Each entry below is to be transcribed exactly.

» Dataset content
▼▼▼
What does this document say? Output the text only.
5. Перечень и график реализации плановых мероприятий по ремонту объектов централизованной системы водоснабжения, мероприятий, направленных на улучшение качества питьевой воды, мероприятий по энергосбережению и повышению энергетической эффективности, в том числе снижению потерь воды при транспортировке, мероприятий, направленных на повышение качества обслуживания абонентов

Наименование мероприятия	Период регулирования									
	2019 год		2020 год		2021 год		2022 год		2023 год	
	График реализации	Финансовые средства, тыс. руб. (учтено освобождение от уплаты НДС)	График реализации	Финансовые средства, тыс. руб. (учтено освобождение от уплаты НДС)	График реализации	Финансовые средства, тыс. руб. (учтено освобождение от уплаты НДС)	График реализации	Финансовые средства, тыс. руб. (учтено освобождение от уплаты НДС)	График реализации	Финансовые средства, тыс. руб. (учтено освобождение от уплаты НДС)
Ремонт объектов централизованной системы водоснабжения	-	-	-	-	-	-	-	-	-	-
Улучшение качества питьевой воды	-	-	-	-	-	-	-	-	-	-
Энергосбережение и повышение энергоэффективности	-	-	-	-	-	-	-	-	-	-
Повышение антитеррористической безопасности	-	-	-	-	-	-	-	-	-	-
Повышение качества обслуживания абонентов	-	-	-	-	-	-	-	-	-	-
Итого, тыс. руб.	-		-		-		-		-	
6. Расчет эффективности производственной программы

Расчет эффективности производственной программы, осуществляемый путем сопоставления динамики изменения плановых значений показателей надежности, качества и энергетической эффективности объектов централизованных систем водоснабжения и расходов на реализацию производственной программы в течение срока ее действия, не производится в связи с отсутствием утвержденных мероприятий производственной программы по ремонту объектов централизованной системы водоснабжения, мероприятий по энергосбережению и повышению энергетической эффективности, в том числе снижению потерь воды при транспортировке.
▲▲▲
» Response
What does this document say? Output the text only.
5. Перечень и график реализации плановых мероприятий по ремонту объектов централизованной системы водоснабжения, мероприятий, направленных на улучшение качества питьевой воды, мероприятий по энергосбережению и повышению энергетической эффективности, в том числе снижению потерь воды при транспортировке, мероприятий, направленных на повышение качества обслуживания абонентов

Наименование мероприятия	Период регулирования									
	2019 год		2020 год		2021 год		2022 год		2023 год	
	График реализации	Финансовые средства, тыс. руб. (учтено освобождение от уплаты НДС)	График реализации	Финансовые средства, тыс. руб. (учтено освобождение от уплаты НДС)	График реализации	Финансовые средства, тыс. руб. (учтено освобождение от уплаты НДС)	График реализации	Финансовые средства, тыс. руб. (учтено освобождение от уплаты НДС)	График реализации	Финансовые средства, тыс. руб. (учтено освобождение от уплаты НДС)
Ремонт объектов централизованной системы водоснабжения	-	-	-	-	-	-	-	-	-	-
Улучшение качества питьевой воды	-	-	-	-	-	-	-	-	-	-
Энергосбережение и повышение энергоэффективности	-	-	-	-	-	-	-	-	-	-
Повышение антитеррористической безопасности	-	-	-	-	-	-	-	-	-	-
Повышение качества обслуживания абонентов	-	-	-	-	-	-	-	-	-	-
Итого, тыс. руб.	-		-		-		-		-	
6. Расчет эффективности производственной программы

Расчет эффективности производственной программы, осуществляемый путем сопоставления динамики изменения плановых значений показателей надежности, качества и энергетической эффективности объектов централизованных систем водоснабжения и расходов на реализацию производственной программы в течение срока ее действия, не производится в связи с отсутствием утвержденных мероприятий производственной программы по ремонту объектов централизованной системы водоснабжения, мероприятий по энергосбережению и повышению энергетической эффективности, в том числе снижению потерь воды при транспортировке.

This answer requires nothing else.